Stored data
▬▬▬▬▬▬▬▬▬▬

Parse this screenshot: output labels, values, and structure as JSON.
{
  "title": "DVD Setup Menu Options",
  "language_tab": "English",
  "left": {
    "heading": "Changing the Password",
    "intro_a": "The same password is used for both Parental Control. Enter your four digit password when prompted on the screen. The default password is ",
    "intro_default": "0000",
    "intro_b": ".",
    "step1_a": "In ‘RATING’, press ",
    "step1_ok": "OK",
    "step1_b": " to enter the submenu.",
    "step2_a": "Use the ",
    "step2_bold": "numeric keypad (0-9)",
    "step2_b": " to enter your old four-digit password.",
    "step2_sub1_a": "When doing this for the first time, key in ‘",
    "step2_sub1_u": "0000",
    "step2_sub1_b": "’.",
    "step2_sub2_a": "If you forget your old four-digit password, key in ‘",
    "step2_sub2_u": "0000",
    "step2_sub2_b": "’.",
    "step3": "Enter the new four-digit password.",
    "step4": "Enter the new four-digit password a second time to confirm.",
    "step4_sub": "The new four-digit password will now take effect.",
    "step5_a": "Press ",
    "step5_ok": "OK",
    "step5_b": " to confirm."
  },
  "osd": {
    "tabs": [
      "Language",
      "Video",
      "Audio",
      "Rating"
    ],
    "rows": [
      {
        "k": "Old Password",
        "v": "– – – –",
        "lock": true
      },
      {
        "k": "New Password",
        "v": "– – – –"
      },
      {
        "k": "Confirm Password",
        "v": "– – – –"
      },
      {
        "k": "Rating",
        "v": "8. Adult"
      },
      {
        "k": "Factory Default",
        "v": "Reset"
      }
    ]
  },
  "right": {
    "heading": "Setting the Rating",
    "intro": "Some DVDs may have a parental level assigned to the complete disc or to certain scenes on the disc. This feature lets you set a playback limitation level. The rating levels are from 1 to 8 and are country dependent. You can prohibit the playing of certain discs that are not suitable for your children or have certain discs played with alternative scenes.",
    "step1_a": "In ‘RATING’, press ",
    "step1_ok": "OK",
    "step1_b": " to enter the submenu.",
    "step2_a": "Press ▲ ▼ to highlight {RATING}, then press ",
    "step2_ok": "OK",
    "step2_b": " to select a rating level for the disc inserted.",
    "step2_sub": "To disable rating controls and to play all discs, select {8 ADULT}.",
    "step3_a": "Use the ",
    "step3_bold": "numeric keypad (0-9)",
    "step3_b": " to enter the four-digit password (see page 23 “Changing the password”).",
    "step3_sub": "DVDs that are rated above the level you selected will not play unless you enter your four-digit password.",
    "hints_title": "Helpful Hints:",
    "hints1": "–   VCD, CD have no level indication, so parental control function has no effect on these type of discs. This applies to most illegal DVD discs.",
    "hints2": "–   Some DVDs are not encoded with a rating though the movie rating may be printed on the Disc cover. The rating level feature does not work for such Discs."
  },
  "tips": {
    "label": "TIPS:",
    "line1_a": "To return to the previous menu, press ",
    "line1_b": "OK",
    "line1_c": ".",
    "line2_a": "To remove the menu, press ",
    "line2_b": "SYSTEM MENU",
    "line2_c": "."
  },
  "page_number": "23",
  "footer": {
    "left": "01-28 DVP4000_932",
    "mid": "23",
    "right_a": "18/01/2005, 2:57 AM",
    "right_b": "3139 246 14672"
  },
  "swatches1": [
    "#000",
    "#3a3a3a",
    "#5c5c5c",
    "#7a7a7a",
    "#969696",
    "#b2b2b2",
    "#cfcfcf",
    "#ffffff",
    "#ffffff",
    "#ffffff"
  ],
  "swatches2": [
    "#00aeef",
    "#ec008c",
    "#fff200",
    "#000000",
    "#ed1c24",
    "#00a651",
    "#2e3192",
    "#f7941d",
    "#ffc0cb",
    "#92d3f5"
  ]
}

▬▬▬▬▬▬▬▬▬▬

Identify each line in the records above that contains the word "keypad", and copy it out in full.

Exercise output:
    "step2_bold": "numeric keypad (0-9)",
    "step3_bold": "numeric keypad (0-9)",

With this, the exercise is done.